** WHAT THIS TASK INVOLVES **
How many lines of the data include the string "Level"? State the number and nothing else.
-- Start EXTRACTED RECORDS --
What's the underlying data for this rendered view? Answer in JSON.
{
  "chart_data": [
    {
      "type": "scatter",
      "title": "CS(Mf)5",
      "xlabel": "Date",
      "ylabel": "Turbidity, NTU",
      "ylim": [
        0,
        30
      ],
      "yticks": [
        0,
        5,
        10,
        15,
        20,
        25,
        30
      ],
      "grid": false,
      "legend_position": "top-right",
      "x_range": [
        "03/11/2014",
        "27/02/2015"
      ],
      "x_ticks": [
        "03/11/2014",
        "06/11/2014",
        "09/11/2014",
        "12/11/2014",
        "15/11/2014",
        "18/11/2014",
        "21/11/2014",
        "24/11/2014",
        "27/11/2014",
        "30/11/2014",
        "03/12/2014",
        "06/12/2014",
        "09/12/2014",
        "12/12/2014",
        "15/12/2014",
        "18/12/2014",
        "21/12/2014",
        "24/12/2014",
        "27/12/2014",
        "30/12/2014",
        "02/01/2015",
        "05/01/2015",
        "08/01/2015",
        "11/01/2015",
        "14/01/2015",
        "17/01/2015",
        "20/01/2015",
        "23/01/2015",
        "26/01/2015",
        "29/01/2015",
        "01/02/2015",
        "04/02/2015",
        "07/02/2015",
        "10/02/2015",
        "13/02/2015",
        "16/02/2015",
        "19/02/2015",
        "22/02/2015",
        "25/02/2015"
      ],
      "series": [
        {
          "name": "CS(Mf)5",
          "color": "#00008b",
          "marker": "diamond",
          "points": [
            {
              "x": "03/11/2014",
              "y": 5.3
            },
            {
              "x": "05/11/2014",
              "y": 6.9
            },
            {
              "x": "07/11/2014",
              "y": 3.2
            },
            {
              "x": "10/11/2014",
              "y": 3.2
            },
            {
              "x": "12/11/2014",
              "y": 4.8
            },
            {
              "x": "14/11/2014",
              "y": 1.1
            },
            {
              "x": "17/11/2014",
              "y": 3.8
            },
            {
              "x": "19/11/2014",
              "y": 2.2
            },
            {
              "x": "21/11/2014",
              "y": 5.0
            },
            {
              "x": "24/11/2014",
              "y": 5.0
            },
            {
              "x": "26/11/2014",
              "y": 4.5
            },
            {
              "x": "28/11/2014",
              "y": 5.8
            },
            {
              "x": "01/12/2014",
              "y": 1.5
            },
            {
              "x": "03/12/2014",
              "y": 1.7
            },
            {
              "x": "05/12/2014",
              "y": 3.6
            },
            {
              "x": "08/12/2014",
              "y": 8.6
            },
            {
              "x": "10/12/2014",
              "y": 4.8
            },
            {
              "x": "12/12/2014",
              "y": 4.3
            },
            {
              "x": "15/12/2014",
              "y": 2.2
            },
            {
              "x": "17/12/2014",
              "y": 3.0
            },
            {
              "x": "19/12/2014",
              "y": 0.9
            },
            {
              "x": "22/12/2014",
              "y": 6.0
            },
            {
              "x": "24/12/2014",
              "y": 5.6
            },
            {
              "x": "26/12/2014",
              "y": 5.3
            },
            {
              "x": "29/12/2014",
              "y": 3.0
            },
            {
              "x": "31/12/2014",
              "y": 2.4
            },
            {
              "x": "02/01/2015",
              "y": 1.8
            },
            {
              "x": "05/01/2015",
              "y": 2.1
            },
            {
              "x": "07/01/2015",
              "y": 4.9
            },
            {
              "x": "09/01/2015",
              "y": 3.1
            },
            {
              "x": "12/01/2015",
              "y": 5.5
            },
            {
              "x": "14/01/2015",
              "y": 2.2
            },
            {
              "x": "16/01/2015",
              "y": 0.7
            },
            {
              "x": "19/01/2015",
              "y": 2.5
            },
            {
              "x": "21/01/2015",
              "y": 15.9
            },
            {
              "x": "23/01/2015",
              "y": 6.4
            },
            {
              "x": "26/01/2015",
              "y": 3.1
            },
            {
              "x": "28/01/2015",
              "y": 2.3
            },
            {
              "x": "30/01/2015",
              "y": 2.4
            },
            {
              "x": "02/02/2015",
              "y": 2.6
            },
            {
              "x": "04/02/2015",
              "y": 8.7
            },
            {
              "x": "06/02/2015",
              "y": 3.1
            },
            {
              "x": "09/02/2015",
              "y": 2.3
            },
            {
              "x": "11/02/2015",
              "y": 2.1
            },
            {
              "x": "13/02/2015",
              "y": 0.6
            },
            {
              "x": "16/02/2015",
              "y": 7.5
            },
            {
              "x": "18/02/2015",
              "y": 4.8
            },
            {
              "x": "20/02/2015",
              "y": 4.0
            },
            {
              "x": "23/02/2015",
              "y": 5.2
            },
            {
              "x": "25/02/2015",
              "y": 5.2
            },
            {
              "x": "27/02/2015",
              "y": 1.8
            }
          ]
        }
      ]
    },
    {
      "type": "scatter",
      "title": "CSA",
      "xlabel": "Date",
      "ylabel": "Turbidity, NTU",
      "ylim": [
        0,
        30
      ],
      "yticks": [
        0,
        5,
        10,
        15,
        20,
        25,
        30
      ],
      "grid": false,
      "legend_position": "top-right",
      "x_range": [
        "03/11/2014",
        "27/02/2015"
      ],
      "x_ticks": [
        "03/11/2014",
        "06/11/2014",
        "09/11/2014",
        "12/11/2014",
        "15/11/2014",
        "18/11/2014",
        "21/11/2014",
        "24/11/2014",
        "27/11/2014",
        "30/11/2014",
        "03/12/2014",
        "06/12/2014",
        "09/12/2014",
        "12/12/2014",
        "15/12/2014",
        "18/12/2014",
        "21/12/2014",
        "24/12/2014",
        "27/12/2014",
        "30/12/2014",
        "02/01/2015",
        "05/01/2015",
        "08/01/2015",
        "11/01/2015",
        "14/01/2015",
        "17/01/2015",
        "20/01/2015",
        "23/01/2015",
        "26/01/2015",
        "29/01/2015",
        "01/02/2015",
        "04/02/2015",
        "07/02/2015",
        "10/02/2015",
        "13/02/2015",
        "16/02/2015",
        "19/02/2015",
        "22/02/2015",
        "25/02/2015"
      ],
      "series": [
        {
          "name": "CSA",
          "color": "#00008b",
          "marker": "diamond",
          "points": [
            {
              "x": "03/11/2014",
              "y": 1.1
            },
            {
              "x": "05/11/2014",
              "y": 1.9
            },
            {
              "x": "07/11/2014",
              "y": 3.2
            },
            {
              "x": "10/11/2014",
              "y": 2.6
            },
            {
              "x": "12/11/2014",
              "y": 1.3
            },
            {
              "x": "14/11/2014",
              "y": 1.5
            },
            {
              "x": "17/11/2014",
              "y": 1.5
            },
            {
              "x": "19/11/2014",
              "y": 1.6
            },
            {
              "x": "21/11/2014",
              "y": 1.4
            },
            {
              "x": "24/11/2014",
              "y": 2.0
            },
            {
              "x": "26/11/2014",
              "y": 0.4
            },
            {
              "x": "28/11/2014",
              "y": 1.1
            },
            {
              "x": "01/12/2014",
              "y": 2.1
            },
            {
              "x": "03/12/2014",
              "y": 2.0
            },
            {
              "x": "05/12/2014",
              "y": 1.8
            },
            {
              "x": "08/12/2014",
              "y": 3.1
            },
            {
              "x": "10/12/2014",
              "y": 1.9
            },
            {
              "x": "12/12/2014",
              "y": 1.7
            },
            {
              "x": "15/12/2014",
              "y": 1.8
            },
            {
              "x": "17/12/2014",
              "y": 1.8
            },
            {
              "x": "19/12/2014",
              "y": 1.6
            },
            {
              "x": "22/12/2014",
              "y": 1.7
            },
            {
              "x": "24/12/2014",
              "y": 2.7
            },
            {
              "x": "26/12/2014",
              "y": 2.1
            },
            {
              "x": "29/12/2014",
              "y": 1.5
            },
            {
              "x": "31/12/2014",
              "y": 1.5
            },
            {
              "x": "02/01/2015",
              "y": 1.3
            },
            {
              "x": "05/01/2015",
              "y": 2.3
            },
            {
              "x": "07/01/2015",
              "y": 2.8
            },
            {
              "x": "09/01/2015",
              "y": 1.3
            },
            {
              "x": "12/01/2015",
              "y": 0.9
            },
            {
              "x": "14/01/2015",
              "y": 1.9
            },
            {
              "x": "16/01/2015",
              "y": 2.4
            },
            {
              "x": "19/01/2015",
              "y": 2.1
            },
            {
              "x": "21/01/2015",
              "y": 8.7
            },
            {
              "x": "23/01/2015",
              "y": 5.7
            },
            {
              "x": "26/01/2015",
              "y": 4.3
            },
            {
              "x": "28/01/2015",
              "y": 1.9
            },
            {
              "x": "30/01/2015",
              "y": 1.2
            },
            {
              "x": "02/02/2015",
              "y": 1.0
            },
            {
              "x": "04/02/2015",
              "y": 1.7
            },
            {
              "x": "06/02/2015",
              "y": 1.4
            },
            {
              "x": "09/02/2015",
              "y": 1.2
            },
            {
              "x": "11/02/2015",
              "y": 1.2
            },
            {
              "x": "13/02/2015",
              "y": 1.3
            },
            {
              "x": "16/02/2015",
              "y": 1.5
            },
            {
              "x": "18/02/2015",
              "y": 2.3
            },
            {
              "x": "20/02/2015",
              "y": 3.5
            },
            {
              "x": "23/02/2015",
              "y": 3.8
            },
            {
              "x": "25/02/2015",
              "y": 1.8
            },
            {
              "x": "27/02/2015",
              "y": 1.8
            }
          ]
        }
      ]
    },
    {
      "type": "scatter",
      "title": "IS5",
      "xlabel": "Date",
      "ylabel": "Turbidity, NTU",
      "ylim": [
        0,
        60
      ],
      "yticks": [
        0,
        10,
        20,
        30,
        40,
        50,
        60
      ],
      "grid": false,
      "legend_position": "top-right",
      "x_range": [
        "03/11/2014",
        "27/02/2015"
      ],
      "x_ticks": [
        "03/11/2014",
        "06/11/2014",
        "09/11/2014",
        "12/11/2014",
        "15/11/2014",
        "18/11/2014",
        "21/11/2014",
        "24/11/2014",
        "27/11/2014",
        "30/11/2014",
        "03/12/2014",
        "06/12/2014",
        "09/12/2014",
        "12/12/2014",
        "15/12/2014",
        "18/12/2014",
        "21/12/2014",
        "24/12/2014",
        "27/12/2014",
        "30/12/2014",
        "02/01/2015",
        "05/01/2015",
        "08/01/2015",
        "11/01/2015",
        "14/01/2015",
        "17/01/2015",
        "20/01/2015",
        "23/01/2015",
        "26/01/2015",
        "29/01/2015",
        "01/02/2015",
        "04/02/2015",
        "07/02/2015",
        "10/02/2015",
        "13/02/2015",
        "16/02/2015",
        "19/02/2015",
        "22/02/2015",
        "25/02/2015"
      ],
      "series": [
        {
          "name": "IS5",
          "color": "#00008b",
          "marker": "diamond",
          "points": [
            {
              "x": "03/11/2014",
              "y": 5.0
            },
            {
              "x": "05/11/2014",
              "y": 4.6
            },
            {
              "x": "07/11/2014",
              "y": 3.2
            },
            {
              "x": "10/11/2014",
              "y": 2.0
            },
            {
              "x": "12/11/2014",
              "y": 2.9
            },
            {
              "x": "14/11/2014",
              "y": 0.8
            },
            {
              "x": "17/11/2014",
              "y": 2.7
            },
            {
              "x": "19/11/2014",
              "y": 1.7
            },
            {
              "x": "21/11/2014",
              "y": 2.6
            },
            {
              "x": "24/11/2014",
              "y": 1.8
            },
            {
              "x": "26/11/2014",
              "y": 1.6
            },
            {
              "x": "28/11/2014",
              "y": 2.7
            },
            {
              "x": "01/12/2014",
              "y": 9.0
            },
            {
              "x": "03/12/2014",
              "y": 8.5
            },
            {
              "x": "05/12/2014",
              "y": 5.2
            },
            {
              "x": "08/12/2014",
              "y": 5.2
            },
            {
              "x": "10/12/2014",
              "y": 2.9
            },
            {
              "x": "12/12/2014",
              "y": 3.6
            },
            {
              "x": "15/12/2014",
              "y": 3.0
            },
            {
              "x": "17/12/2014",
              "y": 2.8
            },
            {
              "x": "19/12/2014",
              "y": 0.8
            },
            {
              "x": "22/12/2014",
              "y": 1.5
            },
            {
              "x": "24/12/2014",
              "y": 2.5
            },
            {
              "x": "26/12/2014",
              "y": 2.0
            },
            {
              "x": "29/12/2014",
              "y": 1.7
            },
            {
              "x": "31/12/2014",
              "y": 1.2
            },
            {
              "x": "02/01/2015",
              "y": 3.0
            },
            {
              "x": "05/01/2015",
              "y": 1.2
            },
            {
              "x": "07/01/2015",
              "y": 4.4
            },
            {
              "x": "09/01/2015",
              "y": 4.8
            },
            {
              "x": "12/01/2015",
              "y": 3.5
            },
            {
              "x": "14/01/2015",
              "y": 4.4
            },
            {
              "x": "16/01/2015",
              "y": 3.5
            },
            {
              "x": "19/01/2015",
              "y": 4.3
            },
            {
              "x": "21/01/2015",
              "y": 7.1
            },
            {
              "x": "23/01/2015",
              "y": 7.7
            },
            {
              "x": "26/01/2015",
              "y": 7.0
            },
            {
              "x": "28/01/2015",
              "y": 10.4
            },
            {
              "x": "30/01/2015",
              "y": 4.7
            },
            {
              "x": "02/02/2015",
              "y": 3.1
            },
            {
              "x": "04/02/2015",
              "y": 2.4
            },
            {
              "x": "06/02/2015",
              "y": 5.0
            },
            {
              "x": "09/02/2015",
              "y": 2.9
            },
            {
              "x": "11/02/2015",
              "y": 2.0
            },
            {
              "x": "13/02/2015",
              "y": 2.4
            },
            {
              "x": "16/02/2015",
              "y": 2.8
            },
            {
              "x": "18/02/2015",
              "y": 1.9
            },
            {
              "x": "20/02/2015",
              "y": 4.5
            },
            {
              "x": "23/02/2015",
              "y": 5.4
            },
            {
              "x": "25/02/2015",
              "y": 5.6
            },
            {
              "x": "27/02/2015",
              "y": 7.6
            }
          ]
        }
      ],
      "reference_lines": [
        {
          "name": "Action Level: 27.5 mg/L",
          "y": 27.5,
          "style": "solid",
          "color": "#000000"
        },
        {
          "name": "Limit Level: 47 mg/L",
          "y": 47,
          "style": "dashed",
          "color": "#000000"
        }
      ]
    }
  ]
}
-- End EXTRACTED RECORDS --
** OUTPUT OF THE TASK **
2